EXERCISE REQUIREMENTS> Write out every record below exactly as it appears.
## START
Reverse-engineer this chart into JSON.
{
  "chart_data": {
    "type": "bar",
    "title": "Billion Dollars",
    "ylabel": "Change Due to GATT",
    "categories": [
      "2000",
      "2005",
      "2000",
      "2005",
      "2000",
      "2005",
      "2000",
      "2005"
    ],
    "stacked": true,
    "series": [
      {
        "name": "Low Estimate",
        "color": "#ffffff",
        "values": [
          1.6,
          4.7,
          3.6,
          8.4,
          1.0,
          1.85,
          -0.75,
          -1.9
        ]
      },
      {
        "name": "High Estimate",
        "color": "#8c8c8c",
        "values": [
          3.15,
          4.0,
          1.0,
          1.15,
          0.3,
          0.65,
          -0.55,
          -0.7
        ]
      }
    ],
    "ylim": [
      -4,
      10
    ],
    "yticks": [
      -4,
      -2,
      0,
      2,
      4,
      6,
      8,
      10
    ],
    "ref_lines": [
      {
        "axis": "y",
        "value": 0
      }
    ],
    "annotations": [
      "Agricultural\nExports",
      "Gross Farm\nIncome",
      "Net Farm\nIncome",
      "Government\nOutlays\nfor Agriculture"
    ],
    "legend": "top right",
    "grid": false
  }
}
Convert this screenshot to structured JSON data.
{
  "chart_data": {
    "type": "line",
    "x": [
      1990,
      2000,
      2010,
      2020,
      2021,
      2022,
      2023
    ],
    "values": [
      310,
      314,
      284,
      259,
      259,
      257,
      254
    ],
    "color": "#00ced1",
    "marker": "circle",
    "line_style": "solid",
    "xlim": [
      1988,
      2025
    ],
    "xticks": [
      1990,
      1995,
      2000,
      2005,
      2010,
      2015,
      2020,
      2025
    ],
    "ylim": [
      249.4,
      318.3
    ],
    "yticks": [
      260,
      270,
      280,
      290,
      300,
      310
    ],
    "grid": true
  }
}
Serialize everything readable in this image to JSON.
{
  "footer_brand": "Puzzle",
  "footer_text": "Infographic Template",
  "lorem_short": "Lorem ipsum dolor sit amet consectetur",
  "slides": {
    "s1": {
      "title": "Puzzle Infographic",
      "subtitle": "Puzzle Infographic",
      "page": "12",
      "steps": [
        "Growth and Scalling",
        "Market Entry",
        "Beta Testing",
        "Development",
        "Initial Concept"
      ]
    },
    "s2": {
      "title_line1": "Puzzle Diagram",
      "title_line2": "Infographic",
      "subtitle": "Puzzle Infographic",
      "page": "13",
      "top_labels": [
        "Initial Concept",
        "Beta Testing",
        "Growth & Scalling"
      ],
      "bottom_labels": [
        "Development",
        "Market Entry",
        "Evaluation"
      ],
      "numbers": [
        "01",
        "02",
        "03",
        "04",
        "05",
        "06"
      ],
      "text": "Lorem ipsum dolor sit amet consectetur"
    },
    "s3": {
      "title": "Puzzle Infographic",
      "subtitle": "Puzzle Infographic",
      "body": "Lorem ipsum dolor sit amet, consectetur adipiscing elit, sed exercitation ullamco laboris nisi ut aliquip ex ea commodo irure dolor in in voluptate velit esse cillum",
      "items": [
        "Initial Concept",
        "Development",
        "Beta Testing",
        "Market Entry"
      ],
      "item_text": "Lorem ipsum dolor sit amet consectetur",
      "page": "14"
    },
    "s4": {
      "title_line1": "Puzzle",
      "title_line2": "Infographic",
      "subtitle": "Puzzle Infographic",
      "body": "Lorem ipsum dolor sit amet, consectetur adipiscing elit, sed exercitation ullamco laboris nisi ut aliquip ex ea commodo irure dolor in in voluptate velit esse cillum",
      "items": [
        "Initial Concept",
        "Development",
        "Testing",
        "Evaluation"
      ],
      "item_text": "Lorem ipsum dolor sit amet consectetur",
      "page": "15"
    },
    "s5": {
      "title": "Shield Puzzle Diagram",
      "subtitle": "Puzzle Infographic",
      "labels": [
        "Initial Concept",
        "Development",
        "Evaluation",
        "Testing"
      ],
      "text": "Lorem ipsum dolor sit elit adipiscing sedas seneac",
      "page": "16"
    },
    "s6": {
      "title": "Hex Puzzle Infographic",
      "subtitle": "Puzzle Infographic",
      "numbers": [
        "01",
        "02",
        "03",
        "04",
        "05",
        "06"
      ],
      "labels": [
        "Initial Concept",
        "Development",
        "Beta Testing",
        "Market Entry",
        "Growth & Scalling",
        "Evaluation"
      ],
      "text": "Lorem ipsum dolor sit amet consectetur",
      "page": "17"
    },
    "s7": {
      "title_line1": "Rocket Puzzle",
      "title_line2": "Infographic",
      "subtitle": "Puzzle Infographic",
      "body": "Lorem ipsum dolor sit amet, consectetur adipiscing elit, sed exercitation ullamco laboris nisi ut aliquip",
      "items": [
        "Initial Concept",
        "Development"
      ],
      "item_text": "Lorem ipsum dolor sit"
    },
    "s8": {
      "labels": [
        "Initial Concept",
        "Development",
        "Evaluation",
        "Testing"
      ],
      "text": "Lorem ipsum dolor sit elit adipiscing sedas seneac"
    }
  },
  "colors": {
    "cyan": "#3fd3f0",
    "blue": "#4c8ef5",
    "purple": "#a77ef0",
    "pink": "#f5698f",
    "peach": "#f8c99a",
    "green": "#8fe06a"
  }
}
## END
EXERCISE RESPONSE>
Reverse-engineer this chart into JSON.
{
  "chart_data": {
    "type": "bar",
    "title": "Billion Dollars",
    "ylabel": "Change Due to GATT",
    "categories": [
      "2000",
      "2005",
      "2000",
      "2005",
      "2000",
      "2005",
      "2000",
      "2005"
    ],
    "stacked": true,
    "series": [
      {
        "name": "Low Estimate",
        "color": "#ffffff",
        "values": [
          1.6,
          4.7,
          3.6,
          8.4,
          1.0,
          1.85,
          -0.75,
          -1.9
        ]
      },
      {
        "name": "High Estimate",
        "color": "#8c8c8c",
        "values": [
          3.15,
          4.0,
          1.0,
          1.15,
          0.3,
          0.65,
          -0.55,
          -0.7
        ]
      }
    ],
    "ylim": [
      -4,
      10
    ],
    "yticks": [
      -4,
      -2,
      0,
      2,
      4,
      6,
      8,
      10
    ],
    "ref_lines": [
      {
        "axis": "y",
        "value": 0
      }
    ],
    "annotations": [
      "Agricultural\nExports",
      "Gross Farm\nIncome",
      "Net Farm\nIncome",
      "Government\nOutlays\nfor Agriculture"
    ],
    "legend": "top right",
    "grid": false
  }
}
Convert this screenshot to structured JSON data.
{
  "chart_data": {
    "type": "line",
    "x": [
      1990,
      2000,
      2010,
      2020,
      2021,
      2022,
      2023
    ],
    "values": [
      310,
      314,
      284,
      259,
      259,
      257,
      254
    ],
    "color": "#00ced1",
    "marker": "circle",
    "line_style": "solid",
    "xlim": [
      1988,
      2025
    ],
    "xticks": [
      1990,
      1995,
      2000,
      2005,
      2010,
      2015,
      2020,
      2025
    ],
    "ylim": [
      249.4,
      318.3
    ],
    "yticks": [
      260,
      270,
      280,
      290,
      300,
      310
    ],
    "grid": true
  }
}
Serialize everything readable in this image to JSON.
{
  "footer_brand": "Puzzle",
  "footer_text": "Infographic Template",
  "lorem_short": "Lorem ipsum dolor sit amet consectetur",
  "slides": {
    "s1": {
      "title": "Puzzle Infographic",
      "subtitle": "Puzzle Infographic",
      "page": "12",
      "steps": [
        "Growth and Scalling",
        "Market Entry",
        "Beta Testing",
        "Development",
        "Initial Concept"
      ]
    },
    "s2": {
      "title_line1": "Puzzle Diagram",
      "title_line2": "Infographic",
      "subtitle": "Puzzle Infographic",
      "page": "13",
      "top_labels": [
        "Initial Concept",
        "Beta Testing",
        "Growth & Scalling"
      ],
      "bottom_labels": [
        "Development",
        "Market Entry",
        "Evaluation"
      ],
      "numbers": [
        "01",
        "02",
        "03",
        "04",
        "05",
        "06"
      ],
      "text": "Lorem ipsum dolor sit amet consectetur"
    },
    "s3": {
      "title": "Puzzle Infographic",
      "subtitle": "Puzzle Infographic",
      "body": "Lorem ipsum dolor sit amet, consectetur adipiscing elit, sed exercitation ullamco laboris nisi ut aliquip ex ea commodo irure dolor in in voluptate velit esse cillum",
      "items": [
        "Initial Concept",
        "Development",
        "Beta Testing",
        "Market Entry"
      ],
      "item_text": "Lorem ipsum dolor sit amet consectetur",
      "page": "14"
    },
    "s4": {
      "title_line1": "Puzzle",
      "title_line2": "Infographic",
      "subtitle": "Puzzle Infographic",
      "body": "Lorem ipsum dolor sit amet, consectetur adipiscing elit, sed exercitation ullamco laboris nisi ut aliquip ex ea commodo irure dolor in in voluptate velit esse cillum",
      "items": [
        "Initial Concept",
        "Development",
        "Testing",
        "Evaluation"
      ],
      "item_text": "Lorem ipsum dolor sit amet consectetur",
      "page": "15"
    },
    "s5": {
      "title": "Shield Puzzle Diagram",
      "subtitle": "Puzzle Infographic",
      "labels": [
        "Initial Concept",
        "Development",
        "Evaluation",
        "Testing"
      ],
      "text": "Lorem ipsum dolor sit elit adipiscing sedas seneac",
      "page": "16"
    },
    "s6": {
      "title": "Hex Puzzle Infographic",
      "subtitle": "Puzzle Infographic",
      "numbers": [
        "01",
        "02",
        "03",
        "04",
        "05",
        "06"
      ],
      "labels": [
        "Initial Concept",
        "Development",
        "Beta Testing",
        "Market Entry",
        "Growth & Scalling",
        "Evaluation"
      ],
      "text": "Lorem ipsum dolor sit amet consectetur",
      "page": "17"
    },
    "s7": {
      "title_line1": "Rocket Puzzle",
      "title_line2": "Infographic",
      "subtitle": "Puzzle Infographic",
      "body": "Lorem ipsum dolor sit amet, consectetur adipiscing elit, sed exercitation ullamco laboris nisi ut aliquip",
      "items": [
        "Initial Concept",
        "Development"
      ],
      "item_text": "Lorem ipsum dolor sit"
    },
    "s8": {
      "labels": [
        "Initial Concept",
        "Development",
        "Evaluation",
        "Testing"
      ],
      "text": "Lorem ipsum dolor sit elit adipiscing sedas seneac"
    }
  },
  "colors": {
    "cyan": "#3fd3f0",
    "blue": "#4c8ef5",
    "purple": "#a77ef0",
    "pink": "#f5698f",
    "peach": "#f8c99a",
    "green": "#8fe06a"
  }
}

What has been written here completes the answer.